-- Problem requirements --
Repeat each line exactly, leaving nothing out.

Stored items from a collection:
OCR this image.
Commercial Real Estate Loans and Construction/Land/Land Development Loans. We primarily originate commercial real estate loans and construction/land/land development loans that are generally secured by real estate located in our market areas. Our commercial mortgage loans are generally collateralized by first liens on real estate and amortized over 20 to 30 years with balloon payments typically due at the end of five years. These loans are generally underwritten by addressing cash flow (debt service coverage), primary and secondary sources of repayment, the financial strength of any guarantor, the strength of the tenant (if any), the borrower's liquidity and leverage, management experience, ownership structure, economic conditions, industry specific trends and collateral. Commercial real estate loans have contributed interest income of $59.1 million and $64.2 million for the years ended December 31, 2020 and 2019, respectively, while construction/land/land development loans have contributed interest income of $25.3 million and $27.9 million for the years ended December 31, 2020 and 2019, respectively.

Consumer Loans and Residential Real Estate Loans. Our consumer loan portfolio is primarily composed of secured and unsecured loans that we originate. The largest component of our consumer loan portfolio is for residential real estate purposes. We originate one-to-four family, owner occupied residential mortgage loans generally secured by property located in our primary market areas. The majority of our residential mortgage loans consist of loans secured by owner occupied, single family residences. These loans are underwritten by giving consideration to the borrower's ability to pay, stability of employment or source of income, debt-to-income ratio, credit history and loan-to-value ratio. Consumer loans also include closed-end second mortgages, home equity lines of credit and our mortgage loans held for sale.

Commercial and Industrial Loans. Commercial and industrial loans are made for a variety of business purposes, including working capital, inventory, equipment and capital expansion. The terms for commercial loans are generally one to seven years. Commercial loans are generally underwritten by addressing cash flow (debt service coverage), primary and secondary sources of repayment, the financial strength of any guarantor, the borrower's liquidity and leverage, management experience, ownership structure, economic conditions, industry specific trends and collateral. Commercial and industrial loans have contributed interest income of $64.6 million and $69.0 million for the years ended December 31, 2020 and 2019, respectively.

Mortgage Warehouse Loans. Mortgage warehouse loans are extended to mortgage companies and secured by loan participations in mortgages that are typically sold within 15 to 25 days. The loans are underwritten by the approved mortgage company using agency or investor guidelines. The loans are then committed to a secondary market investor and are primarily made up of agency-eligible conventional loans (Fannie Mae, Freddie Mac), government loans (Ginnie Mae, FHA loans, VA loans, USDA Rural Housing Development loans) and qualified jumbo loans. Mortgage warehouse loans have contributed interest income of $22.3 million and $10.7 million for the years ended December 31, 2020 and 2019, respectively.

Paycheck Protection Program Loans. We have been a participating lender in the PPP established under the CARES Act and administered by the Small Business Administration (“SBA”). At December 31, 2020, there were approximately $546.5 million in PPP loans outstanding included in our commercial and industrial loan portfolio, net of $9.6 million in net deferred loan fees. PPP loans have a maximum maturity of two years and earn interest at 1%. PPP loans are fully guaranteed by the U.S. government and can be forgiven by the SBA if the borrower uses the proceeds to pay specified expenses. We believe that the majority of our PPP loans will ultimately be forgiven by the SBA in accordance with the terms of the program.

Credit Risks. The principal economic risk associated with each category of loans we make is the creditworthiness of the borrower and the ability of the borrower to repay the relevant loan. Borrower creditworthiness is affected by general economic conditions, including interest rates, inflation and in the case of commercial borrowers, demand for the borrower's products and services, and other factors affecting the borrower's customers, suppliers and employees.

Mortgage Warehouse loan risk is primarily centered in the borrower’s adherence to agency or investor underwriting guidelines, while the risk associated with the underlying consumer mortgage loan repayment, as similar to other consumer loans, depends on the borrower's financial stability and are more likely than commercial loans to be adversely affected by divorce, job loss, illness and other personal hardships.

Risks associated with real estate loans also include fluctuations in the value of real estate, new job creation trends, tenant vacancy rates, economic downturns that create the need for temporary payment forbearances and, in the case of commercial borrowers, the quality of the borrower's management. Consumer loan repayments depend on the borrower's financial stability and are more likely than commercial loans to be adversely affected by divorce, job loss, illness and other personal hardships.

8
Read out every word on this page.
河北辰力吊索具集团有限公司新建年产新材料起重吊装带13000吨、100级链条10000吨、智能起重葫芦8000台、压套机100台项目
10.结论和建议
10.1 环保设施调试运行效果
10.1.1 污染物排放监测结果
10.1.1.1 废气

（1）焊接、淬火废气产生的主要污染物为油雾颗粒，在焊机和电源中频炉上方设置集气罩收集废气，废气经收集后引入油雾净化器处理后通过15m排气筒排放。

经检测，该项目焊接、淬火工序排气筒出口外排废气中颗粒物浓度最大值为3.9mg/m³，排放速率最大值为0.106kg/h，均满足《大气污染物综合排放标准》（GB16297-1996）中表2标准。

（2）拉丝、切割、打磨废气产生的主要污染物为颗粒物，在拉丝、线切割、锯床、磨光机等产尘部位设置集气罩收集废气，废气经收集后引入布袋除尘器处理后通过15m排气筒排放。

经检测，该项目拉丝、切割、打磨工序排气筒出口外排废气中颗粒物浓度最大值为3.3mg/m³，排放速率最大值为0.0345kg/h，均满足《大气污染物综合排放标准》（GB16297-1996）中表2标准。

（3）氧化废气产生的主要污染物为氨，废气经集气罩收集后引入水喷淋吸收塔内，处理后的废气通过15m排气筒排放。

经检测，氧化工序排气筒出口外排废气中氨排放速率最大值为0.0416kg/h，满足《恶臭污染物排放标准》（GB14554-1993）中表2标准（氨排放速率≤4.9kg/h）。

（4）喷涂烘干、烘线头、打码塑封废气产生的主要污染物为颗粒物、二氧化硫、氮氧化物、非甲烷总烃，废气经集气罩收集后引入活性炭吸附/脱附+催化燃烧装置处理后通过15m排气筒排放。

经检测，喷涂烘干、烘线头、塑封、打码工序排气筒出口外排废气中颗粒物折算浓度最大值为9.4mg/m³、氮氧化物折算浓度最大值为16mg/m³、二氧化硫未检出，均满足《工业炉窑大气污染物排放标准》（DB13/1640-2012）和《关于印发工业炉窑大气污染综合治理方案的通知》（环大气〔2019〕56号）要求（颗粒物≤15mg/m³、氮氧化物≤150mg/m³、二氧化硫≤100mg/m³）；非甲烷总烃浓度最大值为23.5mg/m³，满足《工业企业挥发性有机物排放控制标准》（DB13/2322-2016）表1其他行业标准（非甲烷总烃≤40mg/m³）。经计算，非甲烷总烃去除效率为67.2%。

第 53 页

-- Full response --
OCR this image.
Commercial Real Estate Loans and Construction/Land/Land Development Loans. We primarily originate commercial real estate loans and construction/land/land development loans that are generally secured by real estate located in our market areas. Our commercial mortgage loans are generally collateralized by first liens on real estate and amortized over 20 to 30 years with balloon payments typically due at the end of five years. These loans are generally underwritten by addressing cash flow (debt service coverage), primary and secondary sources of repayment, the financial strength of any guarantor, the strength of the tenant (if any), the borrower's liquidity and leverage, management experience, ownership structure, economic conditions, industry specific trends and collateral. Commercial real estate loans have contributed interest income of $59.1 million and $64.2 million for the years ended December 31, 2020 and 2019, respectively, while construction/land/land development loans have contributed interest income of $25.3 million and $27.9 million for the years ended December 31, 2020 and 2019, respectively.

Consumer Loans and Residential Real Estate Loans. Our consumer loan portfolio is primarily composed of secured and unsecured loans that we originate. The largest component of our consumer loan portfolio is for residential real estate purposes. We originate one-to-four family, owner occupied residential mortgage loans generally secured by property located in our primary market areas. The majority of our residential mortgage loans consist of loans secured by owner occupied, single family residences. These loans are underwritten by giving consideration to the borrower's ability to pay, stability of employment or source of income, debt-to-income ratio, credit history and loan-to-value ratio. Consumer loans also include closed-end second mortgages, home equity lines of credit and our mortgage loans held for sale.

Commercial and Industrial Loans. Commercial and industrial loans are made for a variety of business purposes, including working capital, inventory, equipment and capital expansion. The terms for commercial loans are generally one to seven years. Commercial loans are generally underwritten by addressing cash flow (debt service coverage), primary and secondary sources of repayment, the financial strength of any guarantor, the borrower's liquidity and leverage, management experience, ownership structure, economic conditions, industry specific trends and collateral. Commercial and industrial loans have contributed interest income of $64.6 million and $69.0 million for the years ended December 31, 2020 and 2019, respectively.

Mortgage Warehouse Loans. Mortgage warehouse loans are extended to mortgage companies and secured by loan participations in mortgages that are typically sold within 15 to 25 days. The loans are underwritten by the approved mortgage company using agency or investor guidelines. The loans are then committed to a secondary market investor and are primarily made up of agency-eligible conventional loans (Fannie Mae, Freddie Mac), government loans (Ginnie Mae, FHA loans, VA loans, USDA Rural Housing Development loans) and qualified jumbo loans. Mortgage warehouse loans have contributed interest income of $22.3 million and $10.7 million for the years ended December 31, 2020 and 2019, respectively.

Paycheck Protection Program Loans. We have been a participating lender in the PPP established under the CARES Act and administered by the Small Business Administration (“SBA”). At December 31, 2020, there were approximately $546.5 million in PPP loans outstanding included in our commercial and industrial loan portfolio, net of $9.6 million in net deferred loan fees. PPP loans have a maximum maturity of two years and earn interest at 1%. PPP loans are fully guaranteed by the U.S. government and can be forgiven by the SBA if the borrower uses the proceeds to pay specified expenses. We believe that the majority of our PPP loans will ultimately be forgiven by the SBA in accordance with the terms of the program.

Credit Risks. The principal economic risk associated with each category of loans we make is the creditworthiness of the borrower and the ability of the borrower to repay the relevant loan. Borrower creditworthiness is affected by general economic conditions, including interest rates, inflation and in the case of commercial borrowers, demand for the borrower's products and services, and other factors affecting the borrower's customers, suppliers and employees.

Mortgage Warehouse loan risk is primarily centered in the borrower’s adherence to agency or investor underwriting guidelines, while the risk associated with the underlying consumer mortgage loan repayment, as similar to other consumer loans, depends on the borrower's financial stability and are more likely than commercial loans to be adversely affected by divorce, job loss, illness and other personal hardships.

Risks associated with real estate loans also include fluctuations in the value of real estate, new job creation trends, tenant vacancy rates, economic downturns that create the need for temporary payment forbearances and, in the case of commercial borrowers, the quality of the borrower's management. Consumer loan repayments depend on the borrower's financial stability and are more likely than commercial loans to be adversely affected by divorce, job loss, illness and other personal hardships.

8
Read out every word on this page.
河北辰力吊索具集团有限公司新建年产新材料起重吊装带13000吨、100级链条10000吨、智能起重葫芦8000台、压套机100台项目
10.结论和建议
10.1 环保设施调试运行效果
10.1.1 污染物排放监测结果
10.1.1.1 废气

（1）焊接、淬火废气产生的主要污染物为油雾颗粒，在焊机和电源中频炉上方设置集气罩收集废气，废气经收集后引入油雾净化器处理后通过15m排气筒排放。

经检测，该项目焊接、淬火工序排气筒出口外排废气中颗粒物浓度最大值为3.9mg/m³，排放速率最大值为0.106kg/h，均满足《大气污染物综合排放标准》（GB16297-1996）中表2标准。

（2）拉丝、切割、打磨废气产生的主要污染物为颗粒物，在拉丝、线切割、锯床、磨光机等产尘部位设置集气罩收集废气，废气经收集后引入布袋除尘器处理后通过15m排气筒排放。

经检测，该项目拉丝、切割、打磨工序排气筒出口外排废气中颗粒物浓度最大值为3.3mg/m³，排放速率最大值为0.0345kg/h，均满足《大气污染物综合排放标准》（GB16297-1996）中表2标准。

（3）氧化废气产生的主要污染物为氨，废气经集气罩收集后引入水喷淋吸收塔内，处理后的废气通过15m排气筒排放。

经检测，氧化工序排气筒出口外排废气中氨排放速率最大值为0.0416kg/h，满足《恶臭污染物排放标准》（GB14554-1993）中表2标准（氨排放速率≤4.9kg/h）。

（4）喷涂烘干、烘线头、打码塑封废气产生的主要污染物为颗粒物、二氧化硫、氮氧化物、非甲烷总烃，废气经集气罩收集后引入活性炭吸附/脱附+催化燃烧装置处理后通过15m排气筒排放。

经检测，喷涂烘干、烘线头、塑封、打码工序排气筒出口外排废气中颗粒物折算浓度最大值为9.4mg/m³、氮氧化物折算浓度最大值为16mg/m³、二氧化硫未检出，均满足《工业炉窑大气污染物排放标准》（DB13/1640-2012）和《关于印发工业炉窑大气污染综合治理方案的通知》（环大气〔2019〕56号）要求（颗粒物≤15mg/m³、氮氧化物≤150mg/m³、二氧化硫≤100mg/m³）；非甲烷总烃浓度最大值为23.5mg/m³，满足《工业企业挥发性有机物排放控制标准》（DB13/2322-2016）表1其他行业标准（非甲烷总烃≤40mg/m³）。经计算，非甲烷总烃去除效率为67.2%。

第 53 页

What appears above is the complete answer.